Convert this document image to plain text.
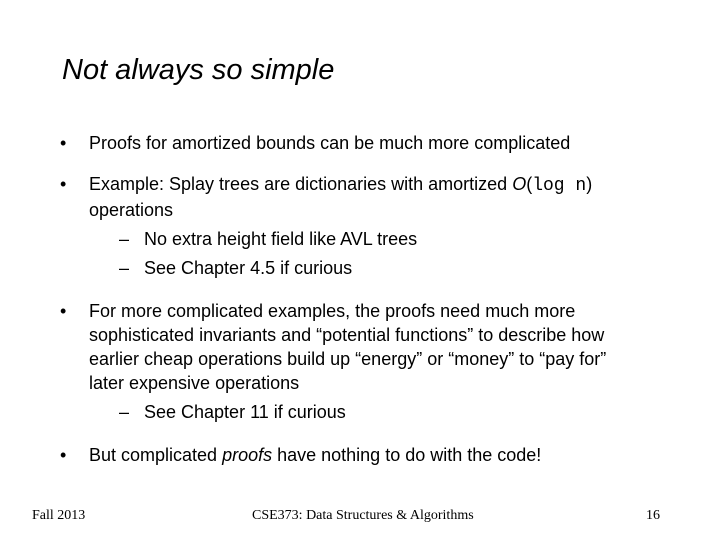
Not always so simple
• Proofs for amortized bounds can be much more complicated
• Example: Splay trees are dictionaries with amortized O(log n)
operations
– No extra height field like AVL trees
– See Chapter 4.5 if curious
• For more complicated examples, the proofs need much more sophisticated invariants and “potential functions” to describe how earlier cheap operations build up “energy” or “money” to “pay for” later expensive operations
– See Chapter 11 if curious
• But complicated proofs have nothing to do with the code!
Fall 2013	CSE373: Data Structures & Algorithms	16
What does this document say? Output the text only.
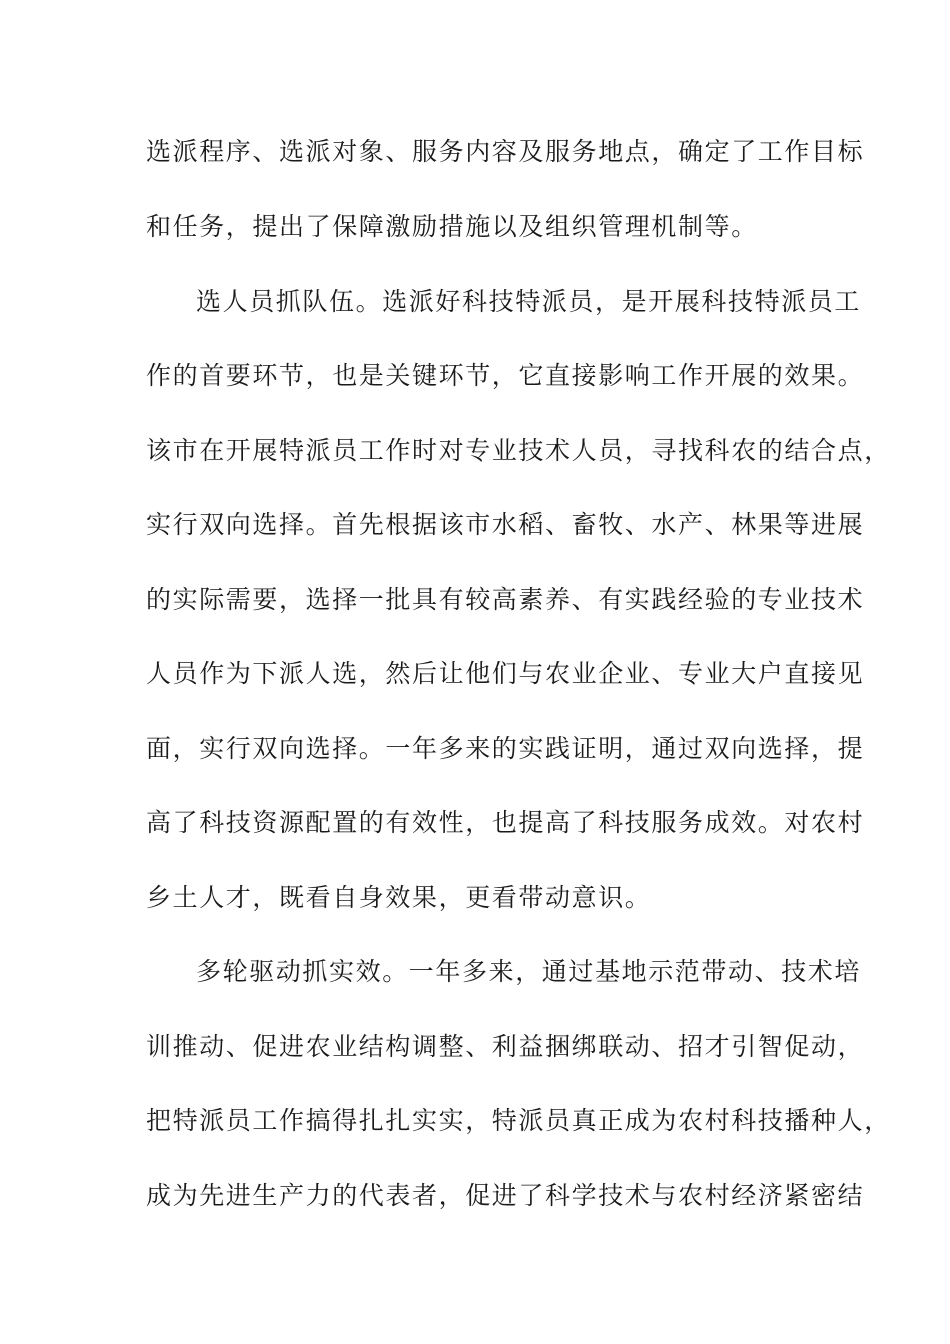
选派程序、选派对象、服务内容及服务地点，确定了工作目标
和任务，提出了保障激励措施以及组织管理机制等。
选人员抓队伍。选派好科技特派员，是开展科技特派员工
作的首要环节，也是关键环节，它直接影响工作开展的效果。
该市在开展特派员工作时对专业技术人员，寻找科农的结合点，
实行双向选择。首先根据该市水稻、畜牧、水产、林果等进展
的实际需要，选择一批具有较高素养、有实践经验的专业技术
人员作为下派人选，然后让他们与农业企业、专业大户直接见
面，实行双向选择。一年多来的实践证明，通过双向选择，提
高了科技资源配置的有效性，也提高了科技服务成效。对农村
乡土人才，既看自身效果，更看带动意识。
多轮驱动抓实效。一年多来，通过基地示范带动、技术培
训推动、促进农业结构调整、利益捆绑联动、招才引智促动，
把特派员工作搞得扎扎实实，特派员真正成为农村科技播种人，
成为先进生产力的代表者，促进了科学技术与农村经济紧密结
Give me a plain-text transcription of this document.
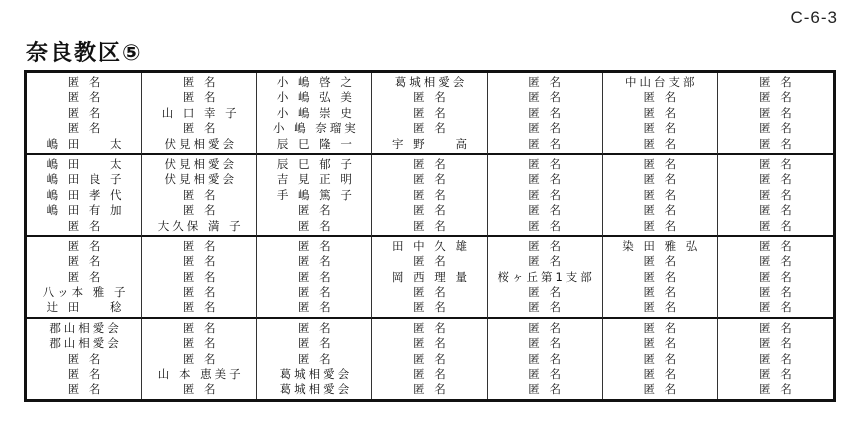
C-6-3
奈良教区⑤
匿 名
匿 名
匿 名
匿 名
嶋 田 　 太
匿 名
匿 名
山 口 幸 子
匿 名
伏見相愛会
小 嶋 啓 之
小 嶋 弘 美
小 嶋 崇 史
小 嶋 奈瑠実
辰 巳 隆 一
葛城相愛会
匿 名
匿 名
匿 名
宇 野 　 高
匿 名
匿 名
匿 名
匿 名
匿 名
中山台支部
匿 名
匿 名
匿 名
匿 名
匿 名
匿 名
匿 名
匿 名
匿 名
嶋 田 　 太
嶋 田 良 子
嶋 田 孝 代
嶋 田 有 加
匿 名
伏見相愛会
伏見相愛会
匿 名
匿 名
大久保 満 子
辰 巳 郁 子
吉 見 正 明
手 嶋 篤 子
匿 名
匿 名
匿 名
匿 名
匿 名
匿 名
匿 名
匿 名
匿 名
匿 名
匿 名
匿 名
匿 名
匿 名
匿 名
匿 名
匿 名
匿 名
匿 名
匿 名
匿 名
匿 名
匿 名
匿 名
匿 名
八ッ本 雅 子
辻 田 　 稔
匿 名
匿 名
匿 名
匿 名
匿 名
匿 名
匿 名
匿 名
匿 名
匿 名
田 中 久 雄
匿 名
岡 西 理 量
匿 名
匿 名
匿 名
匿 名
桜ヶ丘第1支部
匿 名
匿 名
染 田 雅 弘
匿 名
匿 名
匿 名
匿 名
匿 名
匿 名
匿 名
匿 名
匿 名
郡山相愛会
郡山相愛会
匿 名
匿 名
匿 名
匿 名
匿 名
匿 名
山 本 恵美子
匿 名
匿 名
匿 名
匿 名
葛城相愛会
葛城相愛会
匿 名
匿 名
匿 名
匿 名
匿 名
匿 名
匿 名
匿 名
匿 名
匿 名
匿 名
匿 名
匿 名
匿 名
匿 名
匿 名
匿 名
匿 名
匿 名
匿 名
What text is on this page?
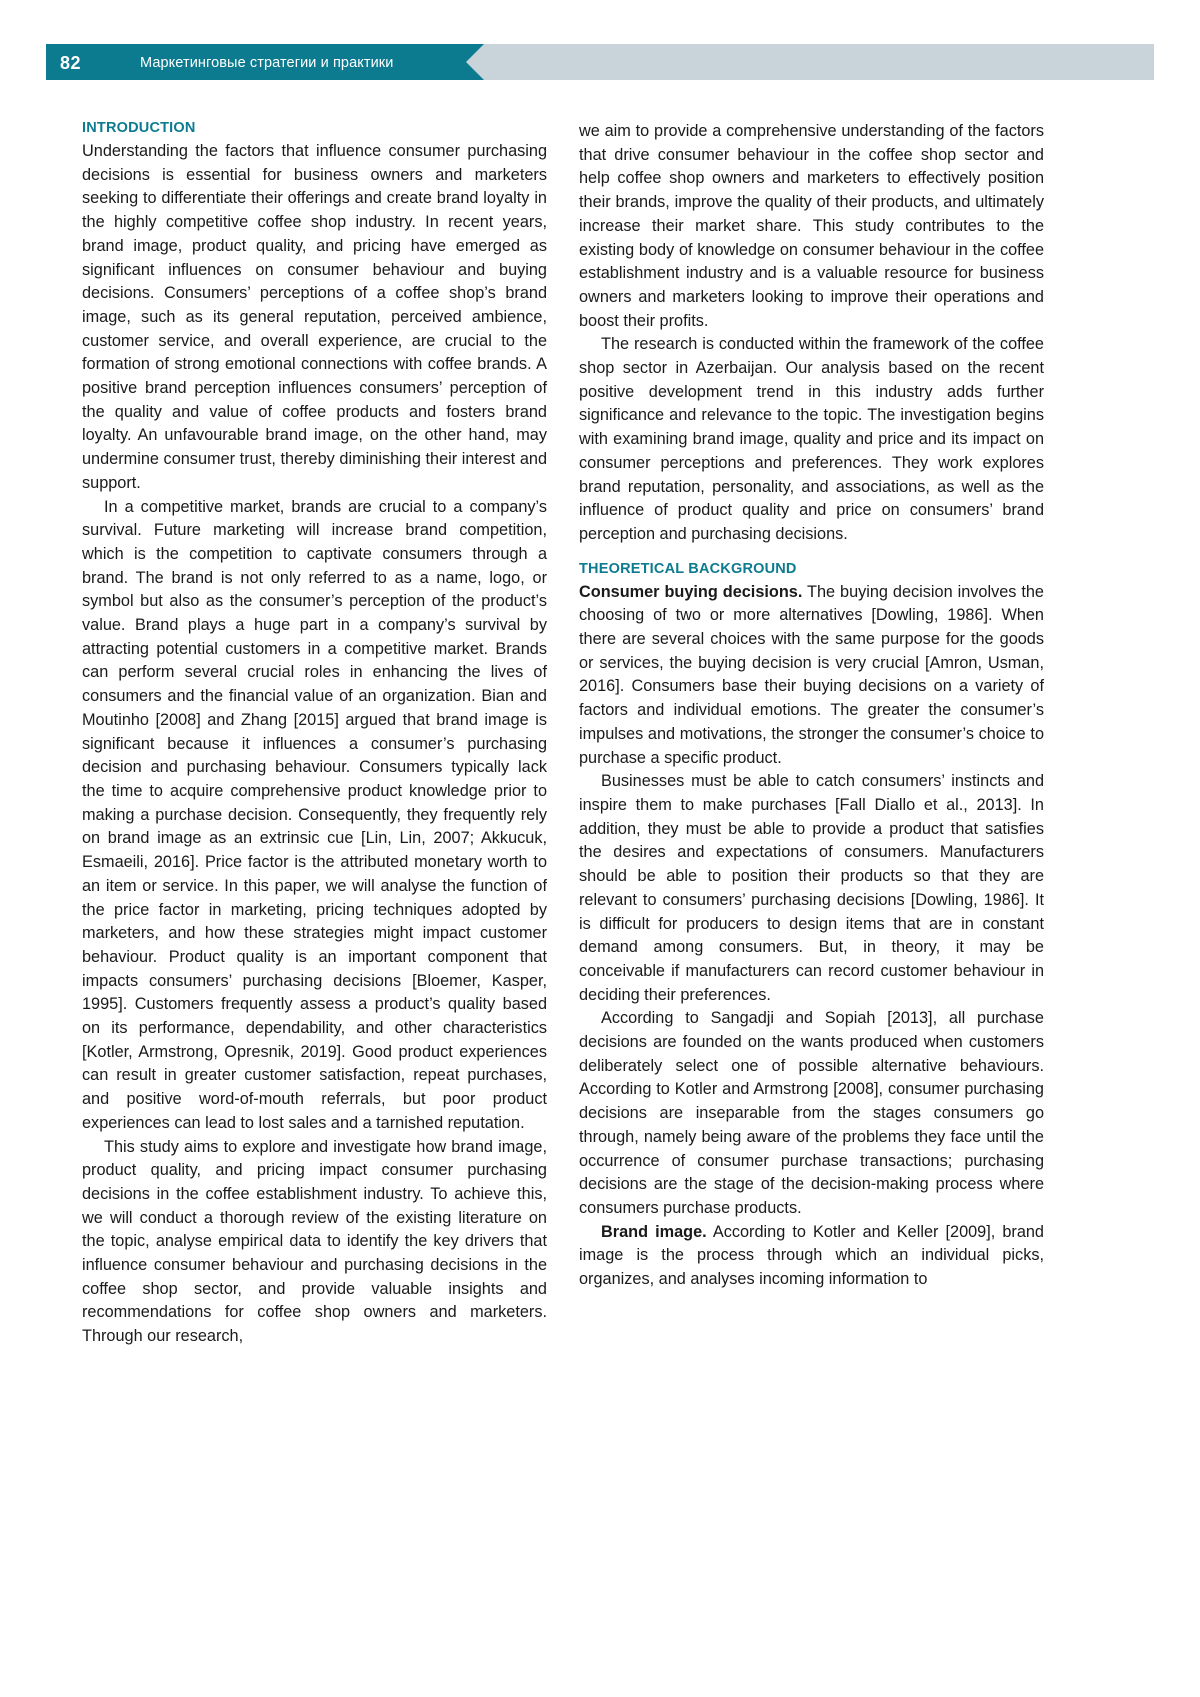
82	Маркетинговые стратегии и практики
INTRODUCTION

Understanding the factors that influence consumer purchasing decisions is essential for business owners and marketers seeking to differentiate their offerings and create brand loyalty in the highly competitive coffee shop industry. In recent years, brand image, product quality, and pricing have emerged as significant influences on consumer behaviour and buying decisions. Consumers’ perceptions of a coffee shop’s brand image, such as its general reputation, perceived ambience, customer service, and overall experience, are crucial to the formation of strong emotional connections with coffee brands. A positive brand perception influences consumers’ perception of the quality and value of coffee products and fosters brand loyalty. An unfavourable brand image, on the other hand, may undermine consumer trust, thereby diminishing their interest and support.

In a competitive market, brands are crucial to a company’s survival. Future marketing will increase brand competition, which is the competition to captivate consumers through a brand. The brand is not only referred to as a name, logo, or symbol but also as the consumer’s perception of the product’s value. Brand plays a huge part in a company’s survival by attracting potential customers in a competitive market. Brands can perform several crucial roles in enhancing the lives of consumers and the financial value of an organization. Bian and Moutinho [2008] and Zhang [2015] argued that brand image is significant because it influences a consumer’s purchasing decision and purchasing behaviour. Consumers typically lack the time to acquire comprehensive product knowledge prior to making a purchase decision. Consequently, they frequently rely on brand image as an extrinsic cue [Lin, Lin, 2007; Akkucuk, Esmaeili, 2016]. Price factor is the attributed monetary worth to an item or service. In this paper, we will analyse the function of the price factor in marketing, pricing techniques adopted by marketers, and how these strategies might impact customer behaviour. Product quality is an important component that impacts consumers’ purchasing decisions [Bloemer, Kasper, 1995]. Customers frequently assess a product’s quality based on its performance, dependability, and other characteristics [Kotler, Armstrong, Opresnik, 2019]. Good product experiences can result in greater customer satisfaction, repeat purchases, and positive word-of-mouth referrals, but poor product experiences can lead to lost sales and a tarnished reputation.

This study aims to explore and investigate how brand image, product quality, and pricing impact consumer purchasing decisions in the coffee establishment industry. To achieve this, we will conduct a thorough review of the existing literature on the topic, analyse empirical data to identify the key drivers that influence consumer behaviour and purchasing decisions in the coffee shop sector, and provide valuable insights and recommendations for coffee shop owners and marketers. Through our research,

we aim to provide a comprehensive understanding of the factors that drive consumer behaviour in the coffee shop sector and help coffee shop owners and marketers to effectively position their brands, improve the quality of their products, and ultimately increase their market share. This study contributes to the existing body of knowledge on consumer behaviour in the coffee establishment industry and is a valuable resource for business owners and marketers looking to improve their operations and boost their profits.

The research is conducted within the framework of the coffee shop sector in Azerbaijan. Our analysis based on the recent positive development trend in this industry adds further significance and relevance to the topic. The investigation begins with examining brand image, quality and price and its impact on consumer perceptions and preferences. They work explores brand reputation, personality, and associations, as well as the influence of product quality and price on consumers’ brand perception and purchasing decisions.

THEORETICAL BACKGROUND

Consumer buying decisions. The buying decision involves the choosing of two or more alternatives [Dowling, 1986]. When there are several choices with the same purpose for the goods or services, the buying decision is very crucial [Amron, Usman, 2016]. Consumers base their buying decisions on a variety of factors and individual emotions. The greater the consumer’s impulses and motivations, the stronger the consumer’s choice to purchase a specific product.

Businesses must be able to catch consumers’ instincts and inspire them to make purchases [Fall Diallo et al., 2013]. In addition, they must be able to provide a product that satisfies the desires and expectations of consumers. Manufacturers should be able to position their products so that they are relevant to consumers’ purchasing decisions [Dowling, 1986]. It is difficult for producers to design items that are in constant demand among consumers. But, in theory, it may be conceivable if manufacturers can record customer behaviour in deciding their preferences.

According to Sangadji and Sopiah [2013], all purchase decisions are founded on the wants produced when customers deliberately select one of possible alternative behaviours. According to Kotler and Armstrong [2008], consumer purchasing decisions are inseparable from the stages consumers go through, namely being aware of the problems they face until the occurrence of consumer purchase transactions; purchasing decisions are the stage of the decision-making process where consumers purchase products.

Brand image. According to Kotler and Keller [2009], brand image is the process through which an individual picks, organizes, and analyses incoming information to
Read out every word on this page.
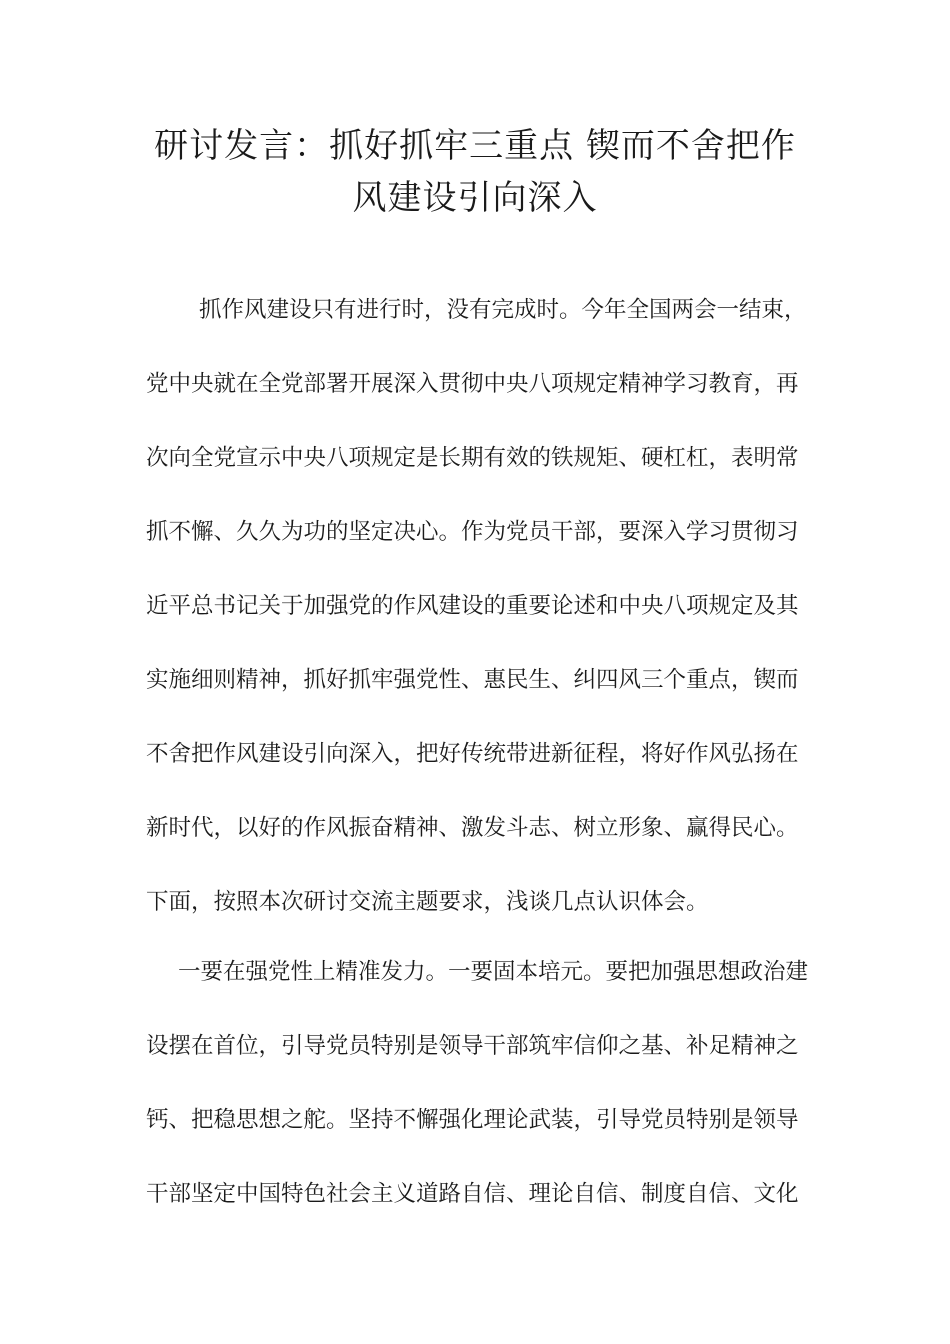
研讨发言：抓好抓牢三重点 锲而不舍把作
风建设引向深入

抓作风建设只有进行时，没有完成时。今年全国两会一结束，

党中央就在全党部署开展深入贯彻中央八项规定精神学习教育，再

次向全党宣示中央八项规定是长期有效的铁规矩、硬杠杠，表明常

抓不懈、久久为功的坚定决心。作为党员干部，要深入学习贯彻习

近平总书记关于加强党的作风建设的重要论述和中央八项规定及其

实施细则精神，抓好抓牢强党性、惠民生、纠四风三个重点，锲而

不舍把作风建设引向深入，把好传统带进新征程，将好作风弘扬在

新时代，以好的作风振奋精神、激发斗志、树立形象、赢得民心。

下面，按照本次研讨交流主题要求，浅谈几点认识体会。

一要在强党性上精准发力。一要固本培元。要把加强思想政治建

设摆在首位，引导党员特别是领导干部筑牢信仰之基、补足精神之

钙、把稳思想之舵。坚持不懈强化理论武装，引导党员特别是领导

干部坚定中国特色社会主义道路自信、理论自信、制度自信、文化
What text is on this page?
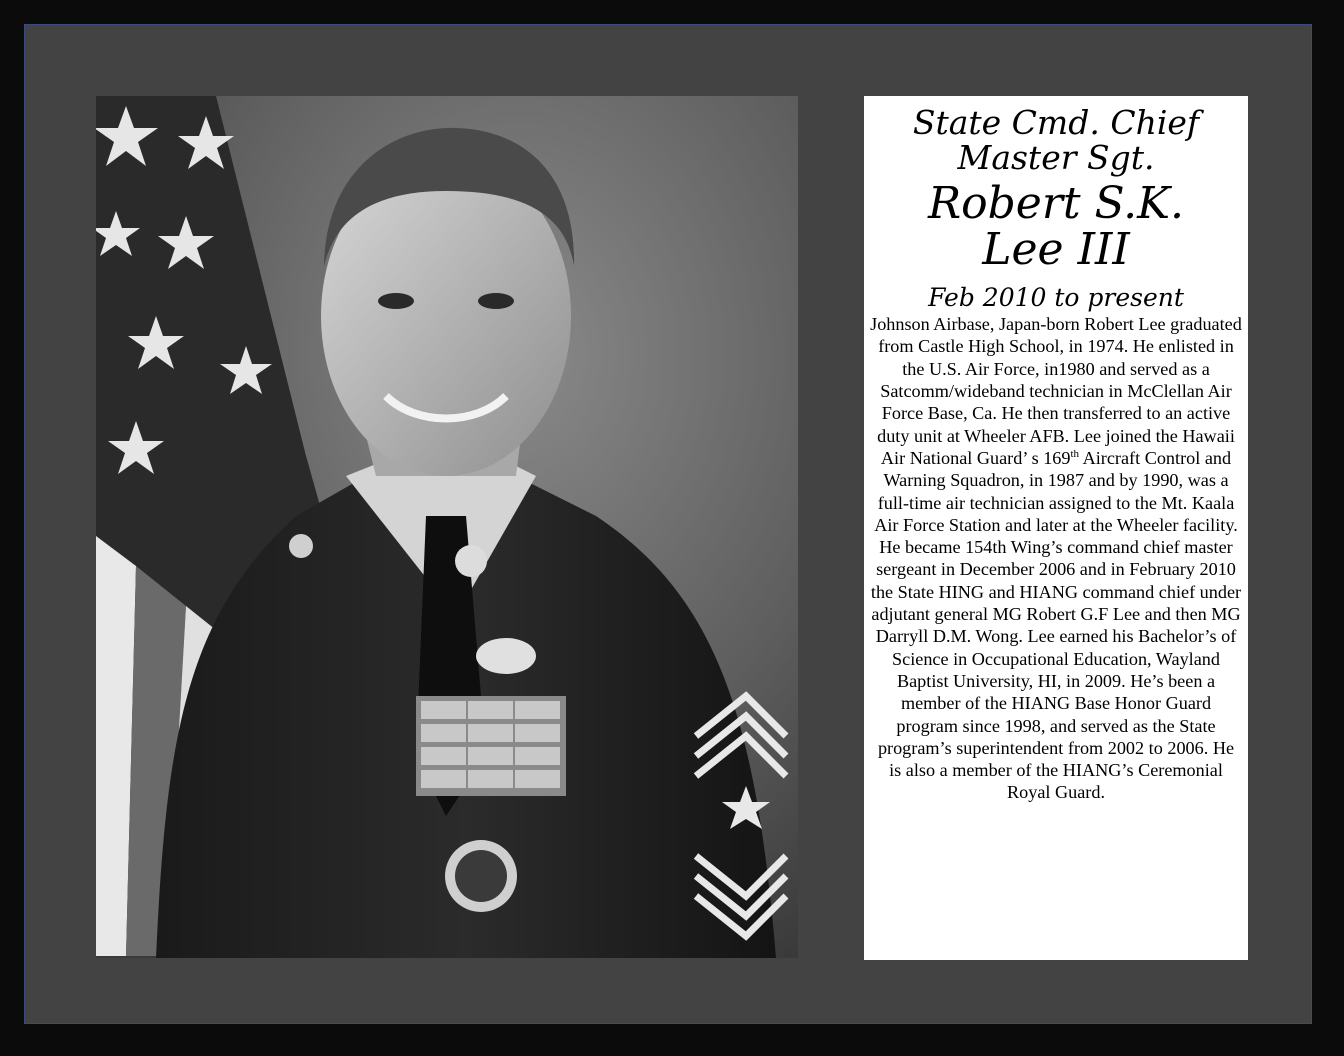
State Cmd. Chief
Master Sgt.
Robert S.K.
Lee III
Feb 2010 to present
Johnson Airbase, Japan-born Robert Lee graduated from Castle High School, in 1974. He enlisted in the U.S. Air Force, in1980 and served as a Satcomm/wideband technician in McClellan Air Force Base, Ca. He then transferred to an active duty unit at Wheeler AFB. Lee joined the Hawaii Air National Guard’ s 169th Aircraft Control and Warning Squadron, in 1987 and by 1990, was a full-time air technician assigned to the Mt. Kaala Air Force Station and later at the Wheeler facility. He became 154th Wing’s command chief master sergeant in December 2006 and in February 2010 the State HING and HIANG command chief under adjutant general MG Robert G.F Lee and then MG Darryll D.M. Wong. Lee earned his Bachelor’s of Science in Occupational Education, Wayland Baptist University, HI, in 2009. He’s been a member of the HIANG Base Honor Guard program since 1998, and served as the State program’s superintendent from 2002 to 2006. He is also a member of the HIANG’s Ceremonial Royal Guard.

☆ ☆ ☆

*Problem:* Count the lines in the records above that hold the word "text", and give only that number.

*Problem solution:* 5